— START —
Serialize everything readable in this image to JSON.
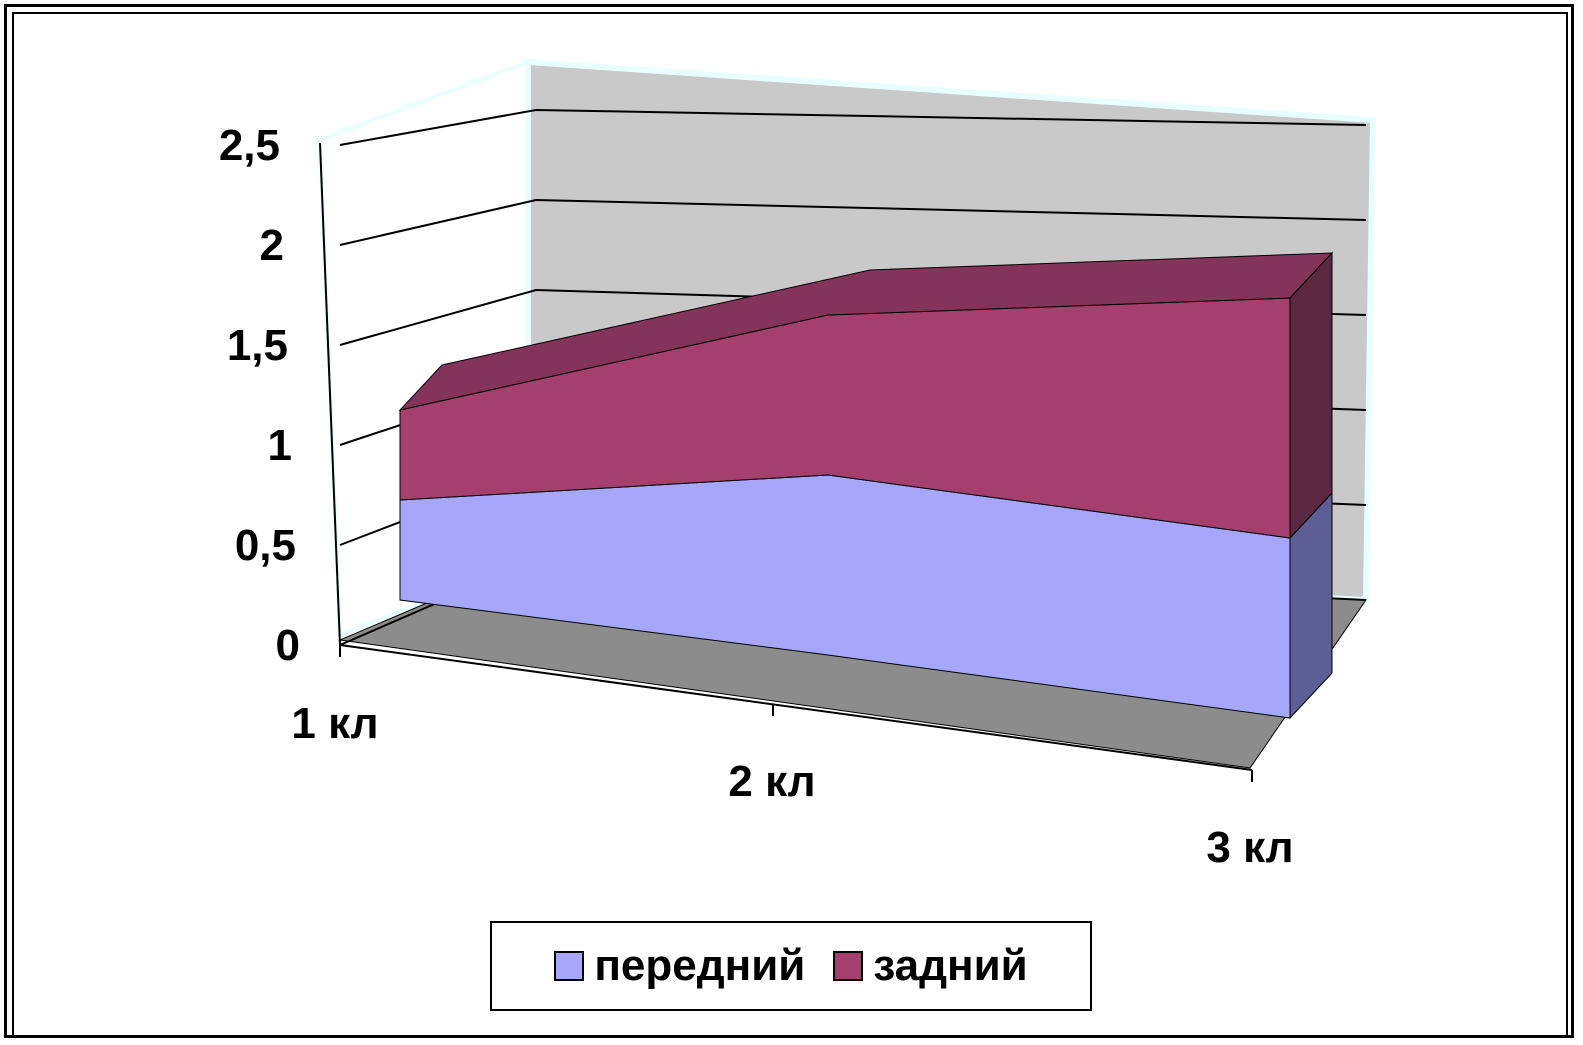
{
  "chart_data": {
    "type": "area",
    "categories": [
      "1 кл",
      "2 кл",
      "3 кл"
    ],
    "series": [
      {
        "name": "передний",
        "values": [
          0.5,
          0.9,
          0.9
        ],
        "color": "#a6a6fa"
      },
      {
        "name": "задний",
        "values": [
          0.45,
          0.8,
          1.2
        ],
        "color": "#a43f6e"
      }
    ],
    "stacked": true,
    "ylim": [
      0,
      2.5
    ],
    "ticks": [
      "0",
      "0,5",
      "1",
      "1,5",
      "2",
      "2,5"
    ],
    "grid": true,
    "legend": "bottom",
    "three_d": true
  },
  "legend": {
    "items": [
      {
        "label": "передний",
        "color": "#a6a6fa"
      },
      {
        "label": "задний",
        "color": "#a43f6e"
      }
    ]
  }
}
— END —
▶ [Task requirements] Print all of the entries word for word. Skip any images they contain.

▶ [Complete output]
Serialize everything readable in this image to JSON.
{
  "chart_data": {
    "type": "area",
    "categories": [
      "1 кл",
      "2 кл",
      "3 кл"
    ],
    "series": [
      {
        "name": "передний",
        "values": [
          0.5,
          0.9,
          0.9
        ],
        "color": "#a6a6fa"
      },
      {
        "name": "задний",
        "values": [
          0.45,
          0.8,
          1.2
        ],
        "color": "#a43f6e"
      }
    ],
    "stacked": true,
    "ylim": [
      0,
      2.5
    ],
    "ticks": [
      "0",
      "0,5",
      "1",
      "1,5",
      "2",
      "2,5"
    ],
    "grid": true,
    "legend": "bottom",
    "three_d": true
  },
  "legend": {
    "items": [
      {
        "label": "передний",
        "color": "#a6a6fa"
      },
      {
        "label": "задний",
        "color": "#a43f6e"
      }
    ]
  }
}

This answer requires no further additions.